[The task]: Without altering anything, repeat each of the records.

>>>>>

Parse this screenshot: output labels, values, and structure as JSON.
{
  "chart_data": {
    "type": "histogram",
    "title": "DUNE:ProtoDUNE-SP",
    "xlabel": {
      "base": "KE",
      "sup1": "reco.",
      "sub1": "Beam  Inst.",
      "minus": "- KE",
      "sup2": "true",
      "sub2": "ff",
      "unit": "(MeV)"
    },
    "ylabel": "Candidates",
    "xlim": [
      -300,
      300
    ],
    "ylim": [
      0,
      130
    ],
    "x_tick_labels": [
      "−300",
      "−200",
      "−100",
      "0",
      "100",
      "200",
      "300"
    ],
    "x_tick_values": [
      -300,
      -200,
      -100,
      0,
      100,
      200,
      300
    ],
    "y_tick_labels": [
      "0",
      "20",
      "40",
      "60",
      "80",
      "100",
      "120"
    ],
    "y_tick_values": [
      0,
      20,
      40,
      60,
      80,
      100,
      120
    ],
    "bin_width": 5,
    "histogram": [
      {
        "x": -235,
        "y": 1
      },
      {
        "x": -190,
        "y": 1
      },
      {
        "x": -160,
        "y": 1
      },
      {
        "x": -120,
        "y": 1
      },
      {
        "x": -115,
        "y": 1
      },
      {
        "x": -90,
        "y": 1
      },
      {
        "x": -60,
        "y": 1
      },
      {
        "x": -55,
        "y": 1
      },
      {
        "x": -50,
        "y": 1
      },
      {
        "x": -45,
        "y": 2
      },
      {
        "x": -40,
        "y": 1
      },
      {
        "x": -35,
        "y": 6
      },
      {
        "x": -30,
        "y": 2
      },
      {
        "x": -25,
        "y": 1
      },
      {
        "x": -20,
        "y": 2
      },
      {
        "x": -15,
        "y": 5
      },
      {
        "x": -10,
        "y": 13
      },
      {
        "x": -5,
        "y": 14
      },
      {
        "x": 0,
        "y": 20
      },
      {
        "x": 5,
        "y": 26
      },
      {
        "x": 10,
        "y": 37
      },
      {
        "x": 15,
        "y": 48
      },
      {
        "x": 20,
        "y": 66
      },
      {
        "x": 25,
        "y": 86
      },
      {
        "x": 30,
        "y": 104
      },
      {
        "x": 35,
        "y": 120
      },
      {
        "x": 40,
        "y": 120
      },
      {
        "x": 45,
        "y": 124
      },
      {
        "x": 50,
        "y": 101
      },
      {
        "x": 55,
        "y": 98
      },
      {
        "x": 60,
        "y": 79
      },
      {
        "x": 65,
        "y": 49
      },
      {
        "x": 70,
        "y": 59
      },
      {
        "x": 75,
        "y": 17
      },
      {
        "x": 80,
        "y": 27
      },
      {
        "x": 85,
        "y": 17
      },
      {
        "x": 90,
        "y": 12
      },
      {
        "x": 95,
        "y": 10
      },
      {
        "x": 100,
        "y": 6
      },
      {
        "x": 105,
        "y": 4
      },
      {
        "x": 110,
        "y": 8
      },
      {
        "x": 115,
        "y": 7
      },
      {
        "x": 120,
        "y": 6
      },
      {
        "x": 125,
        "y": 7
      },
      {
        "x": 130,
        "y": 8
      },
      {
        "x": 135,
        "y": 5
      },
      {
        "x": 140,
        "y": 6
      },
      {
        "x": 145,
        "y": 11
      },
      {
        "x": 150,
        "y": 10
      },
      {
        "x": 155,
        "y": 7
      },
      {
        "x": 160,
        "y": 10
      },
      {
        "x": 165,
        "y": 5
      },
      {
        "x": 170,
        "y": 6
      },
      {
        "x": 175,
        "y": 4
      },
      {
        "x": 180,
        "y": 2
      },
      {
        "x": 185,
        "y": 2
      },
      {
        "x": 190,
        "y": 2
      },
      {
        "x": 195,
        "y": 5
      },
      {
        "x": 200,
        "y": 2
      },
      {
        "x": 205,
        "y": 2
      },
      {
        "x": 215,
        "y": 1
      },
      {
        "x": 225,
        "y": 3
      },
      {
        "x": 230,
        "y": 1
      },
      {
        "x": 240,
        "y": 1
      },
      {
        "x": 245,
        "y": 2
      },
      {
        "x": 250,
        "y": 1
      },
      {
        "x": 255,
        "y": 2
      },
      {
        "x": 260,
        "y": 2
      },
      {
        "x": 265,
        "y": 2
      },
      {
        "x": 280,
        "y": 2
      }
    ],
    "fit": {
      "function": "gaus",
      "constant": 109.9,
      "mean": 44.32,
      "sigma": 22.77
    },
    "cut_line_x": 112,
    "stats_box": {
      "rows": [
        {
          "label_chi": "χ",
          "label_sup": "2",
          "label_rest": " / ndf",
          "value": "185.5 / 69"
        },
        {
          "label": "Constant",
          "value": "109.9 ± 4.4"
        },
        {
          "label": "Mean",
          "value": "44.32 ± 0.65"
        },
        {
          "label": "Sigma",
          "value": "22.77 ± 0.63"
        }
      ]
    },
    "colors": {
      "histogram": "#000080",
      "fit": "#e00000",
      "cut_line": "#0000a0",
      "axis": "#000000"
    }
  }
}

<<<<<

[Response to this task]:
Parse this screenshot: output labels, values, and structure as JSON.
{
  "chart_data": {
    "type": "histogram",
    "title": "DUNE:ProtoDUNE-SP",
    "xlabel": {
      "base": "KE",
      "sup1": "reco.",
      "sub1": "Beam  Inst.",
      "minus": "- KE",
      "sup2": "true",
      "sub2": "ff",
      "unit": "(MeV)"
    },
    "ylabel": "Candidates",
    "xlim": [
      -300,
      300
    ],
    "ylim": [
      0,
      130
    ],
    "x_tick_labels": [
      "−300",
      "−200",
      "−100",
      "0",
      "100",
      "200",
      "300"
    ],
    "x_tick_values": [
      -300,
      -200,
      -100,
      0,
      100,
      200,
      300
    ],
    "y_tick_labels": [
      "0",
      "20",
      "40",
      "60",
      "80",
      "100",
      "120"
    ],
    "y_tick_values": [
      0,
      20,
      40,
      60,
      80,
      100,
      120
    ],
    "bin_width": 5,
    "histogram": [
      {
        "x": -235,
        "y": 1
      },
      {
        "x": -190,
        "y": 1
      },
      {
        "x": -160,
        "y": 1
      },
      {
        "x": -120,
        "y": 1
      },
      {
        "x": -115,
        "y": 1
      },
      {
        "x": -90,
        "y": 1
      },
      {
        "x": -60,
        "y": 1
      },
      {
        "x": -55,
        "y": 1
      },
      {
        "x": -50,
        "y": 1
      },
      {
        "x": -45,
        "y": 2
      },
      {
        "x": -40,
        "y": 1
      },
      {
        "x": -35,
        "y": 6
      },
      {
        "x": -30,
        "y": 2
      },
      {
        "x": -25,
        "y": 1
      },
      {
        "x": -20,
        "y": 2
      },
      {
        "x": -15,
        "y": 5
      },
      {
        "x": -10,
        "y": 13
      },
      {
        "x": -5,
        "y": 14
      },
      {
        "x": 0,
        "y": 20
      },
      {
        "x": 5,
        "y": 26
      },
      {
        "x": 10,
        "y": 37
      },
      {
        "x": 15,
        "y": 48
      },
      {
        "x": 20,
        "y": 66
      },
      {
        "x": 25,
        "y": 86
      },
      {
        "x": 30,
        "y": 104
      },
      {
        "x": 35,
        "y": 120
      },
      {
        "x": 40,
        "y": 120
      },
      {
        "x": 45,
        "y": 124
      },
      {
        "x": 50,
        "y": 101
      },
      {
        "x": 55,
        "y": 98
      },
      {
        "x": 60,
        "y": 79
      },
      {
        "x": 65,
        "y": 49
      },
      {
        "x": 70,
        "y": 59
      },
      {
        "x": 75,
        "y": 17
      },
      {
        "x": 80,
        "y": 27
      },
      {
        "x": 85,
        "y": 17
      },
      {
        "x": 90,
        "y": 12
      },
      {
        "x": 95,
        "y": 10
      },
      {
        "x": 100,
        "y": 6
      },
      {
        "x": 105,
        "y": 4
      },
      {
        "x": 110,
        "y": 8
      },
      {
        "x": 115,
        "y": 7
      },
      {
        "x": 120,
        "y": 6
      },
      {
        "x": 125,
        "y": 7
      },
      {
        "x": 130,
        "y": 8
      },
      {
        "x": 135,
        "y": 5
      },
      {
        "x": 140,
        "y": 6
      },
      {
        "x": 145,
        "y": 11
      },
      {
        "x": 150,
        "y": 10
      },
      {
        "x": 155,
        "y": 7
      },
      {
        "x": 160,
        "y": 10
      },
      {
        "x": 165,
        "y": 5
      },
      {
        "x": 170,
        "y": 6
      },
      {
        "x": 175,
        "y": 4
      },
      {
        "x": 180,
        "y": 2
      },
      {
        "x": 185,
        "y": 2
      },
      {
        "x": 190,
        "y": 2
      },
      {
        "x": 195,
        "y": 5
      },
      {
        "x": 200,
        "y": 2
      },
      {
        "x": 205,
        "y": 2
      },
      {
        "x": 215,
        "y": 1
      },
      {
        "x": 225,
        "y": 3
      },
      {
        "x": 230,
        "y": 1
      },
      {
        "x": 240,
        "y": 1
      },
      {
        "x": 245,
        "y": 2
      },
      {
        "x": 250,
        "y": 1
      },
      {
        "x": 255,
        "y": 2
      },
      {
        "x": 260,
        "y": 2
      },
      {
        "x": 265,
        "y": 2
      },
      {
        "x": 280,
        "y": 2
      }
    ],
    "fit": {
      "function": "gaus",
      "constant": 109.9,
      "mean": 44.32,
      "sigma": 22.77
    },
    "cut_line_x": 112,
    "stats_box": {
      "rows": [
        {
          "label_chi": "χ",
          "label_sup": "2",
          "label_rest": " / ndf",
          "value": "185.5 / 69"
        },
        {
          "label": "Constant",
          "value": "109.9 ± 4.4"
        },
        {
          "label": "Mean",
          "value": "44.32 ± 0.65"
        },
        {
          "label": "Sigma",
          "value": "22.77 ± 0.63"
        }
      ]
    },
    "colors": {
      "histogram": "#000080",
      "fit": "#e00000",
      "cut_line": "#0000a0",
      "axis": "#000000"
    }
  }
}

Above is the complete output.